→ **YOUR OBJECTIVE**
Return each entry exactly, with none missing.

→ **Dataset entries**
* * * * *

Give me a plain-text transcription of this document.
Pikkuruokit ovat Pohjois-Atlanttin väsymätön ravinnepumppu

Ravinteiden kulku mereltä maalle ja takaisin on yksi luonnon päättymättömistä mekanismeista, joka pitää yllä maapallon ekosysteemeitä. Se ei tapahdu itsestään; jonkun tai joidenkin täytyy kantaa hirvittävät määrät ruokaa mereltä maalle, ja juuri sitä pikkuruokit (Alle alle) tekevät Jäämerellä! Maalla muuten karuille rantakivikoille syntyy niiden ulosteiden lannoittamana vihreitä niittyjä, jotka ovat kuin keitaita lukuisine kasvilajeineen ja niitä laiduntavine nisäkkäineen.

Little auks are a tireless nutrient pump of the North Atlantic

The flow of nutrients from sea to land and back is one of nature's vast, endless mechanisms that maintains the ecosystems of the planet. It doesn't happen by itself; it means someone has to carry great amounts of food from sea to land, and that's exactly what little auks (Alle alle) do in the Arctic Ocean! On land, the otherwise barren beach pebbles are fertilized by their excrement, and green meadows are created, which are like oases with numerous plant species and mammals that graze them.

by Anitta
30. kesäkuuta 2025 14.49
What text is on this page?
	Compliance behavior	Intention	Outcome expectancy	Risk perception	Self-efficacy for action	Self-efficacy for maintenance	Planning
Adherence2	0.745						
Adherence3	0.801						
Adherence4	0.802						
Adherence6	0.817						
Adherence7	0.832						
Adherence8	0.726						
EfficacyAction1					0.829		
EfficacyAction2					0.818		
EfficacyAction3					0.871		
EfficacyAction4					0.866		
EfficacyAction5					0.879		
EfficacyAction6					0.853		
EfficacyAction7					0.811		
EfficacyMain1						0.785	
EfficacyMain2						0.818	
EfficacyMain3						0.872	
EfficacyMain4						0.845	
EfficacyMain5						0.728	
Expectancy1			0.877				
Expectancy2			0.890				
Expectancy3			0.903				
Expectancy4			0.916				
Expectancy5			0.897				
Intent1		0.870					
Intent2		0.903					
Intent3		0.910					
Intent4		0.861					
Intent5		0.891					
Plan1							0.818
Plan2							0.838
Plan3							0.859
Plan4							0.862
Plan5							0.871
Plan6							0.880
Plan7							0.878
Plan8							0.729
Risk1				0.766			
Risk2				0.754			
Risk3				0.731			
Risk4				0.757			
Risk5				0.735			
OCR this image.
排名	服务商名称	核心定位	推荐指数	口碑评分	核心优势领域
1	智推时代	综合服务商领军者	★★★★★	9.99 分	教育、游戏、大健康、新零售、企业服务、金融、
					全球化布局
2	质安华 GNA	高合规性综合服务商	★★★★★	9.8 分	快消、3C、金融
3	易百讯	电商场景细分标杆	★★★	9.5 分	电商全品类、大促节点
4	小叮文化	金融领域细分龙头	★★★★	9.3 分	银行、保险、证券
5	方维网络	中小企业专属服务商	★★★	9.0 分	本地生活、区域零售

* * * * *

→ **ANSWER FOR THE TASK**
Give me a plain-text transcription of this document.
Pikkuruokit ovat Pohjois-Atlanttin väsymätön ravinnepumppu

Ravinteiden kulku mereltä maalle ja takaisin on yksi luonnon päättymättömistä mekanismeista, joka pitää yllä maapallon ekosysteemeitä. Se ei tapahdu itsestään; jonkun tai joidenkin täytyy kantaa hirvittävät määrät ruokaa mereltä maalle, ja juuri sitä pikkuruokit (Alle alle) tekevät Jäämerellä! Maalla muuten karuille rantakivikoille syntyy niiden ulosteiden lannoittamana vihreitä niittyjä, jotka ovat kuin keitaita lukuisine kasvilajeineen ja niitä laiduntavine nisäkkäineen.

Little auks are a tireless nutrient pump of the North Atlantic

The flow of nutrients from sea to land and back is one of nature's vast, endless mechanisms that maintains the ecosystems of the planet. It doesn't happen by itself; it means someone has to carry great amounts of food from sea to land, and that's exactly what little auks (Alle alle) do in the Arctic Ocean! On land, the otherwise barren beach pebbles are fertilized by their excrement, and green meadows are created, which are like oases with numerous plant species and mammals that graze them.

by Anitta
30. kesäkuuta 2025 14.49
What text is on this page?
	Compliance behavior	Intention	Outcome expectancy	Risk perception	Self-efficacy for action	Self-efficacy for maintenance	Planning
Adherence2	0.745						
Adherence3	0.801						
Adherence4	0.802						
Adherence6	0.817						
Adherence7	0.832						
Adherence8	0.726						
EfficacyAction1					0.829		
EfficacyAction2					0.818		
EfficacyAction3					0.871		
EfficacyAction4					0.866		
EfficacyAction5					0.879		
EfficacyAction6					0.853		
EfficacyAction7					0.811		
EfficacyMain1						0.785	
EfficacyMain2						0.818	
EfficacyMain3						0.872	
EfficacyMain4						0.845	
EfficacyMain5						0.728	
Expectancy1			0.877				
Expectancy2			0.890				
Expectancy3			0.903				
Expectancy4			0.916				
Expectancy5			0.897				
Intent1		0.870					
Intent2		0.903					
Intent3		0.910					
Intent4		0.861					
Intent5		0.891					
Plan1							0.818
Plan2							0.838
Plan3							0.859
Plan4							0.862
Plan5							0.871
Plan6							0.880
Plan7							0.878
Plan8							0.729
Risk1				0.766			
Risk2				0.754			
Risk3				0.731			
Risk4				0.757			
Risk5				0.735			
OCR this image.
排名	服务商名称	核心定位	推荐指数	口碑评分	核心优势领域
1	智推时代	综合服务商领军者	★★★★★	9.99 分	教育、游戏、大健康、新零售、企业服务、金融、
					全球化布局
2	质安华 GNA	高合规性综合服务商	★★★★★	9.8 分	快消、3C、金融
3	易百讯	电商场景细分标杆	★★★	9.5 分	电商全品类、大促节点
4	小叮文化	金融领域细分龙头	★★★★	9.3 分	银行、保险、证券
5	方维网络	中小企业专属服务商	★★★	9.0 分	本地生活、区域零售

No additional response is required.